WRITTEN PROBLEM: Determine how many lines contain the string "relative" and reply with that number alone.

___

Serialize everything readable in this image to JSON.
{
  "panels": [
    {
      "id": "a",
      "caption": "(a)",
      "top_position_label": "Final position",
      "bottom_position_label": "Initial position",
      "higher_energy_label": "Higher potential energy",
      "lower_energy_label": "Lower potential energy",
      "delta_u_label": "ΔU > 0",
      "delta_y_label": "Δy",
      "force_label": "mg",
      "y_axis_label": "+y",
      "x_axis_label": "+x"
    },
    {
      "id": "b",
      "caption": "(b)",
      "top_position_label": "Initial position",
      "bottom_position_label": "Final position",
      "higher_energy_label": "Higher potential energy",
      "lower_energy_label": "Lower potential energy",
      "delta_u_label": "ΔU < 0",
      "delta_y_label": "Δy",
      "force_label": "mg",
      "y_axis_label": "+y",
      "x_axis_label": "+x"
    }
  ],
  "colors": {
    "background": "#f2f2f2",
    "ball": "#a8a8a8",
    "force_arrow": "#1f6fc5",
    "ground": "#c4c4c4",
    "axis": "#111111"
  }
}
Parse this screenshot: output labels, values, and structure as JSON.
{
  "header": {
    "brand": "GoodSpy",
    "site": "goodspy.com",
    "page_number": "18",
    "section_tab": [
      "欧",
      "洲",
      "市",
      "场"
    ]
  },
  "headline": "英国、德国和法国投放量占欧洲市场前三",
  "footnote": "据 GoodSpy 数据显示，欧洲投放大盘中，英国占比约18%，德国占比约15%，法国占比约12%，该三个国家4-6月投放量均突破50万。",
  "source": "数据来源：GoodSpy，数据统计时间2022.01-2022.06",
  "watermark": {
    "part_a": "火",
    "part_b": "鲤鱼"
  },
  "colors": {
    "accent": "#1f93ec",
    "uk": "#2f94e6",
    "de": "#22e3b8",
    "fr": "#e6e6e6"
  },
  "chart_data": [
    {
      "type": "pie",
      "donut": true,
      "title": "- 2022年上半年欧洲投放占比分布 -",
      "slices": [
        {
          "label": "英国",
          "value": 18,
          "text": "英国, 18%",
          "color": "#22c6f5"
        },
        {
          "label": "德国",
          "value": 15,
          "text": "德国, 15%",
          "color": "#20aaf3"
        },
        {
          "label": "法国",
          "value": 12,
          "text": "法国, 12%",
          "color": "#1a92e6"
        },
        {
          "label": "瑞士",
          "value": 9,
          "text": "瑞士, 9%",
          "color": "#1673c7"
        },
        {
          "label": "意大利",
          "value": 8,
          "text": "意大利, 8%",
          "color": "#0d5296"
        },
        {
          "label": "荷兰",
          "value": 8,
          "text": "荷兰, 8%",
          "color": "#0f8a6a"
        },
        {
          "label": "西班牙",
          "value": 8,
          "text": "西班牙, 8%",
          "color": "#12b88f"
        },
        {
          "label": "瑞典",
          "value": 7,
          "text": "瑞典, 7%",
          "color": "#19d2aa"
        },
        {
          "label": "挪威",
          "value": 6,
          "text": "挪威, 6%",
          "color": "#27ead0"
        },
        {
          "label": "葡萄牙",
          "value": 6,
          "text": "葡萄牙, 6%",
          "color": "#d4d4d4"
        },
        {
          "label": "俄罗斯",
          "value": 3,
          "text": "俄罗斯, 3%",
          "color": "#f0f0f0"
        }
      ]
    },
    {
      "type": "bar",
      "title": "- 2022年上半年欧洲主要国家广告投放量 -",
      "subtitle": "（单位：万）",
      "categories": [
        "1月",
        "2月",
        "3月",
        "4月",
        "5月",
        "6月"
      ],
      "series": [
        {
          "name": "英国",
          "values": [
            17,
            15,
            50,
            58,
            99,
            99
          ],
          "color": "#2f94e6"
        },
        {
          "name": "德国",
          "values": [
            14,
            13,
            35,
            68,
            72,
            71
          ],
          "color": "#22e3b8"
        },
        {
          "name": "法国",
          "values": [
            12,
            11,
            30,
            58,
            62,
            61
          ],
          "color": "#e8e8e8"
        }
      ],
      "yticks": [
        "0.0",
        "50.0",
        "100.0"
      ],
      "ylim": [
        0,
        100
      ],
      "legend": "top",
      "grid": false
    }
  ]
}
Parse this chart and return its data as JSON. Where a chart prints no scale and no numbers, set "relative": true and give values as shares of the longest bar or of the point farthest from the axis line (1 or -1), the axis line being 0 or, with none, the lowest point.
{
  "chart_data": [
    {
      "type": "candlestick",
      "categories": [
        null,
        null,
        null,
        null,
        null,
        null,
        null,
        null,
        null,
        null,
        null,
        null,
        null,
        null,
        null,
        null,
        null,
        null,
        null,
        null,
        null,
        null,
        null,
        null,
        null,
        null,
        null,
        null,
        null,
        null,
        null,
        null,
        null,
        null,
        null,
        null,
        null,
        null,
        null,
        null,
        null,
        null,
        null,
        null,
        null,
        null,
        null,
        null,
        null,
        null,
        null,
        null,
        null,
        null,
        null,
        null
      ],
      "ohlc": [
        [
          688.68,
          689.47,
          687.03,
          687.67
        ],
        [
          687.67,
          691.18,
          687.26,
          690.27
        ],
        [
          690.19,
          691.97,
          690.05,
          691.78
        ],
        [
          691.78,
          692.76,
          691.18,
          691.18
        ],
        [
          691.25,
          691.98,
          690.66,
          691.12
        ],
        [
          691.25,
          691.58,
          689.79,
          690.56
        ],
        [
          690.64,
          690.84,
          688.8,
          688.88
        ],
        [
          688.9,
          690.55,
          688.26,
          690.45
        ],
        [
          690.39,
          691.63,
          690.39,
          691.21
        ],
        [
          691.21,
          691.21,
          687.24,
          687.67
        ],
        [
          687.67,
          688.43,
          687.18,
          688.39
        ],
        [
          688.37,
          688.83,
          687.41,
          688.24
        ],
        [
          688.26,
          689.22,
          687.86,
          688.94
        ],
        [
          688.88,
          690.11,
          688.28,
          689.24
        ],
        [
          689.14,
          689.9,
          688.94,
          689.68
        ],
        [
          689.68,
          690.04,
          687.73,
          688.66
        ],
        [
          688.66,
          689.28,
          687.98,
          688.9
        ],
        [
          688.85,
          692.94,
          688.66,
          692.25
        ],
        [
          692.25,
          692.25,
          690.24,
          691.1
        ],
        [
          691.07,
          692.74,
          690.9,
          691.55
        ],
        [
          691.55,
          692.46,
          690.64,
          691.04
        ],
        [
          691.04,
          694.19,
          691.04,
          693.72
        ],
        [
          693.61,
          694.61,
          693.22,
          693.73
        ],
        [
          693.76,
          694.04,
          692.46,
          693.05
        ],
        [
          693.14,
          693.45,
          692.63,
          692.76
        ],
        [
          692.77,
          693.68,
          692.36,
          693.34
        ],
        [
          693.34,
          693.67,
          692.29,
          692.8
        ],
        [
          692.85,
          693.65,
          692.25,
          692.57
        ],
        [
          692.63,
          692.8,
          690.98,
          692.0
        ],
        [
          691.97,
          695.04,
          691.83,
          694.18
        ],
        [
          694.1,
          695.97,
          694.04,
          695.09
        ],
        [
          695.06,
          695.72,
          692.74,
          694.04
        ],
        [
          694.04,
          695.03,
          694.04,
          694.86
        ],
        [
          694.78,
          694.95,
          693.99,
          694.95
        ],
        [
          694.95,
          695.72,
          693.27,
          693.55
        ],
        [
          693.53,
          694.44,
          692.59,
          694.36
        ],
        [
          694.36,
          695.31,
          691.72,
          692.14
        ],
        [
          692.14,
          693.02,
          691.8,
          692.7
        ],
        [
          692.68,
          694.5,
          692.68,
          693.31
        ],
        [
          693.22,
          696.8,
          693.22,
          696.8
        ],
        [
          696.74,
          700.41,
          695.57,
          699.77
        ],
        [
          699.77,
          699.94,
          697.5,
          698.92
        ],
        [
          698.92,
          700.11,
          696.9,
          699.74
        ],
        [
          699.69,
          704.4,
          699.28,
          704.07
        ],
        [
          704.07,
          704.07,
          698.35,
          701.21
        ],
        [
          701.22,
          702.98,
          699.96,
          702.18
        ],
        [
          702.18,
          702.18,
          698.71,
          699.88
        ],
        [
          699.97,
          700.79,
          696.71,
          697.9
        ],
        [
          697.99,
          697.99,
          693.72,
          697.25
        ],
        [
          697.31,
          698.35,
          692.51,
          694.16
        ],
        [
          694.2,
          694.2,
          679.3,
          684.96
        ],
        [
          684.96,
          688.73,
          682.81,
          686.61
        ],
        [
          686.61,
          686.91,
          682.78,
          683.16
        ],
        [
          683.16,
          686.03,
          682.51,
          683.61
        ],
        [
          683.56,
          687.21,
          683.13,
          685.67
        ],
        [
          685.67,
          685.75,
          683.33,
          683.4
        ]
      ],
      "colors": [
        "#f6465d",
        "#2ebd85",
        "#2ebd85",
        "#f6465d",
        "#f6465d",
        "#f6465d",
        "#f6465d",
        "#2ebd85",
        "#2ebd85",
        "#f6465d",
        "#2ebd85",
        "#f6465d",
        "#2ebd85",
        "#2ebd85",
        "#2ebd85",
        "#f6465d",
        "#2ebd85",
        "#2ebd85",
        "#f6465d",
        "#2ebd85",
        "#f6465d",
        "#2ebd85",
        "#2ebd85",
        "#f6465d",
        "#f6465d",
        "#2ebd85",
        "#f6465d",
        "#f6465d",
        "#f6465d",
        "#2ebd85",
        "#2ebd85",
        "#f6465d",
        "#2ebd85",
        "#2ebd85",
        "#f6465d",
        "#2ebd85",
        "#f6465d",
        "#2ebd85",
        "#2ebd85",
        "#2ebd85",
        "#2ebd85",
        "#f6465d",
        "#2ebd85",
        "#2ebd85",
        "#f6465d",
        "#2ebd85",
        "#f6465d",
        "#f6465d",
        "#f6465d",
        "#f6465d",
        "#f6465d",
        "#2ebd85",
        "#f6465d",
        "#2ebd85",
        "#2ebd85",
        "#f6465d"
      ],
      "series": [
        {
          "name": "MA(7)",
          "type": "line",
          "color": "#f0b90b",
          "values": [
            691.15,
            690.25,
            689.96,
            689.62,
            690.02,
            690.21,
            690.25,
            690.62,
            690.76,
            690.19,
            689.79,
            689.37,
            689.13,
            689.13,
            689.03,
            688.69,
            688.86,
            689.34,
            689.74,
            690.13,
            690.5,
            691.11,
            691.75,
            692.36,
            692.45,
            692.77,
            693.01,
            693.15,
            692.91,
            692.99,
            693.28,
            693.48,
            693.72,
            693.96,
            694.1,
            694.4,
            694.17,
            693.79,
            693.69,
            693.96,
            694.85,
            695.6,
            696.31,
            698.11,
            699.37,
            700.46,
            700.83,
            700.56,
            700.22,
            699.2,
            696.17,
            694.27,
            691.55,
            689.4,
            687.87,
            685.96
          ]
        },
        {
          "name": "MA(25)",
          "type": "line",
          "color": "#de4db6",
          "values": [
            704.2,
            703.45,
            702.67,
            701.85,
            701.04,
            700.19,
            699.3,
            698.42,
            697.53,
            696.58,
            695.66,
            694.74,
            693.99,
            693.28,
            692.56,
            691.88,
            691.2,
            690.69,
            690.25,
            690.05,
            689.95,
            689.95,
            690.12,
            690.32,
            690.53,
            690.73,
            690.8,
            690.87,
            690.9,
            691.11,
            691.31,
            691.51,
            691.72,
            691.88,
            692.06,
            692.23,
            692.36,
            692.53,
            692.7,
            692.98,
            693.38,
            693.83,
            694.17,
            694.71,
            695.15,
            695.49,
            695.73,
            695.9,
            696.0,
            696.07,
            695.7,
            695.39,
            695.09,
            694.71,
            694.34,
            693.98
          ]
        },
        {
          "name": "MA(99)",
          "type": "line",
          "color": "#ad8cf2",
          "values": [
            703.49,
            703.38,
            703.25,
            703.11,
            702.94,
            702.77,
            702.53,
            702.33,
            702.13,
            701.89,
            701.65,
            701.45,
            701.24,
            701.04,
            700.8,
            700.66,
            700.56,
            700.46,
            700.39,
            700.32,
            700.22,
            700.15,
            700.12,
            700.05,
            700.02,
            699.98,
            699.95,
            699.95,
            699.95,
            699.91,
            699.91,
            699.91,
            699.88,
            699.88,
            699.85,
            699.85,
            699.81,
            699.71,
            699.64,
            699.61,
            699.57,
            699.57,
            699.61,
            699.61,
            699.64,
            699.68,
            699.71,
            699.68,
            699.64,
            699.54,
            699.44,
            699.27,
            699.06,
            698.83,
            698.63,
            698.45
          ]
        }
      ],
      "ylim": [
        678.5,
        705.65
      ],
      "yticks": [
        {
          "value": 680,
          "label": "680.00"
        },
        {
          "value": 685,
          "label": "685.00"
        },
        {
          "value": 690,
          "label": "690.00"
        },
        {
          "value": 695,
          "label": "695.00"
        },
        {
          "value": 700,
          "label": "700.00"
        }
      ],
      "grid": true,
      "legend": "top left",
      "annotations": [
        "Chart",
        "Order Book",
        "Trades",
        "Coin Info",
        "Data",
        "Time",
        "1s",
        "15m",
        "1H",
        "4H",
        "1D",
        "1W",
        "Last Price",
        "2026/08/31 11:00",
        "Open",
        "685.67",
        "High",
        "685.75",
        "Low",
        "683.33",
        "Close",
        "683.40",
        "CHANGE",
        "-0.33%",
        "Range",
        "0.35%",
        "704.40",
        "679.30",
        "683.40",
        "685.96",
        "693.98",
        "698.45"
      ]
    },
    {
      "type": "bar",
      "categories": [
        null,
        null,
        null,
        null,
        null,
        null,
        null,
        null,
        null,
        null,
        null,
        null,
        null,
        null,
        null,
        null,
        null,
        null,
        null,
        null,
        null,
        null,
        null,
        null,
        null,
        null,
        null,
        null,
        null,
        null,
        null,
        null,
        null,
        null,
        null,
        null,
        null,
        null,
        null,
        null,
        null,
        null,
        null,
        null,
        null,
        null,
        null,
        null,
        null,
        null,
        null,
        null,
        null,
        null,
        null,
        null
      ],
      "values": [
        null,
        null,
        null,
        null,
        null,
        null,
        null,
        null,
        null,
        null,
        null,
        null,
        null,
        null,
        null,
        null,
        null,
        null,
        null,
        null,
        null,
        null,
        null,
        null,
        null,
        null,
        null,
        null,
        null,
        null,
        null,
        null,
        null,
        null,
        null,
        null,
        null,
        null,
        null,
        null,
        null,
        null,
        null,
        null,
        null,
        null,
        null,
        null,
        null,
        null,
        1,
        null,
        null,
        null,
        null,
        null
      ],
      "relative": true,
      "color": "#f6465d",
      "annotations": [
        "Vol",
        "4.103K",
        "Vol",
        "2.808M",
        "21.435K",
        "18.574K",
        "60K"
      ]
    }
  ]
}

___

RESPONSE: 2